# Task data start
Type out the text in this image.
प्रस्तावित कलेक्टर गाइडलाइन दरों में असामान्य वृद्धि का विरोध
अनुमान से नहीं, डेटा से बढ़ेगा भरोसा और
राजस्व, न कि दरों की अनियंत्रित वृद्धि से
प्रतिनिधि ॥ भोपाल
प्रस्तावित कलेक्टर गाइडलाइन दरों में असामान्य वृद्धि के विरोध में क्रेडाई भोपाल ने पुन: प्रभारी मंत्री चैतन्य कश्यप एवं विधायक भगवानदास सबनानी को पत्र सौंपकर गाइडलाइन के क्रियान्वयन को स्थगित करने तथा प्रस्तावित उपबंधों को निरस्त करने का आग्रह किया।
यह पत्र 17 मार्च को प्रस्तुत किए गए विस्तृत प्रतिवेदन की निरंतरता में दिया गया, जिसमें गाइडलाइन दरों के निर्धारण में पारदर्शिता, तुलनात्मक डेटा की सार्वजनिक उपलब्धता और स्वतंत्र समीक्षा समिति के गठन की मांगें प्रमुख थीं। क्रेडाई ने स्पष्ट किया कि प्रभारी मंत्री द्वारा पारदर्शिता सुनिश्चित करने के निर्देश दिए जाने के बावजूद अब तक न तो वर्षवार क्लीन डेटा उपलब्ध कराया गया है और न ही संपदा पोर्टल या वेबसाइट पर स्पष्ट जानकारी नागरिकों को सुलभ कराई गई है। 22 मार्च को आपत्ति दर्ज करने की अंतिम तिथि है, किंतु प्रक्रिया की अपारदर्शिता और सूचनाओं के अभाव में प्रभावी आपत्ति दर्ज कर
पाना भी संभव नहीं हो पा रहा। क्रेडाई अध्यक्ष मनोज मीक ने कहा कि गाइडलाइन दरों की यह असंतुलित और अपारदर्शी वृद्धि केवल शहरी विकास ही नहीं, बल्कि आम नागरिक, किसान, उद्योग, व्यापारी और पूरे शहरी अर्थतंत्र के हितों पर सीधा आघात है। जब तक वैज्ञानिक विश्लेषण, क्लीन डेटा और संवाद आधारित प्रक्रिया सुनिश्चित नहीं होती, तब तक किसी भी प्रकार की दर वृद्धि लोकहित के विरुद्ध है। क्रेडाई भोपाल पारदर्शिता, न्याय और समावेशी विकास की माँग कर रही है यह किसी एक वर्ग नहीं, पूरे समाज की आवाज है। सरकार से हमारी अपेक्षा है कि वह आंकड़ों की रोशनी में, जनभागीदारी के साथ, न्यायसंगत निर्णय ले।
# Task data end
● Aim
All of the data above should be transcribed exactly.

● Exercise output
Type out the text in this image.
प्रस्तावित कलेक्टर गाइडलाइन दरों में असामान्य वृद्धि का विरोध
अनुमान से नहीं, डेटा से बढ़ेगा भरोसा और
राजस्व, न कि दरों की अनियंत्रित वृद्धि से
प्रतिनिधि ॥ भोपाल
प्रस्तावित कलेक्टर गाइडलाइन दरों में असामान्य वृद्धि के विरोध में क्रेडाई भोपाल ने पुन: प्रभारी मंत्री चैतन्य कश्यप एवं विधायक भगवानदास सबनानी को पत्र सौंपकर गाइडलाइन के क्रियान्वयन को स्थगित करने तथा प्रस्तावित उपबंधों को निरस्त करने का आग्रह किया।
यह पत्र 17 मार्च को प्रस्तुत किए गए विस्तृत प्रतिवेदन की निरंतरता में दिया गया, जिसमें गाइडलाइन दरों के निर्धारण में पारदर्शिता, तुलनात्मक डेटा की सार्वजनिक उपलब्धता और स्वतंत्र समीक्षा समिति के गठन की मांगें प्रमुख थीं। क्रेडाई ने स्पष्ट किया कि प्रभारी मंत्री द्वारा पारदर्शिता सुनिश्चित करने के निर्देश दिए जाने के बावजूद अब तक न तो वर्षवार क्लीन डेटा उपलब्ध कराया गया है और न ही संपदा पोर्टल या वेबसाइट पर स्पष्ट जानकारी नागरिकों को सुलभ कराई गई है। 22 मार्च को आपत्ति दर्ज करने की अंतिम तिथि है, किंतु प्रक्रिया की अपारदर्शिता और सूचनाओं के अभाव में प्रभावी आपत्ति दर्ज कर
पाना भी संभव नहीं हो पा रहा। क्रेडाई अध्यक्ष मनोज मीक ने कहा कि गाइडलाइन दरों की यह असंतुलित और अपारदर्शी वृद्धि केवल शहरी विकास ही नहीं, बल्कि आम नागरिक, किसान, उद्योग, व्यापारी और पूरे शहरी अर्थतंत्र के हितों पर सीधा आघात है। जब तक वैज्ञानिक विश्लेषण, क्लीन डेटा और संवाद आधारित प्रक्रिया सुनिश्चित नहीं होती, तब तक किसी भी प्रकार की दर वृद्धि लोकहित के विरुद्ध है। क्रेडाई भोपाल पारदर्शिता, न्याय और समावेशी विकास की माँग कर रही है यह किसी एक वर्ग नहीं, पूरे समाज की आवाज है। सरकार से हमारी अपेक्षा है कि वह आंकड़ों की रोशनी में, जनभागीदारी के साथ, न्यायसंगत निर्णय ले।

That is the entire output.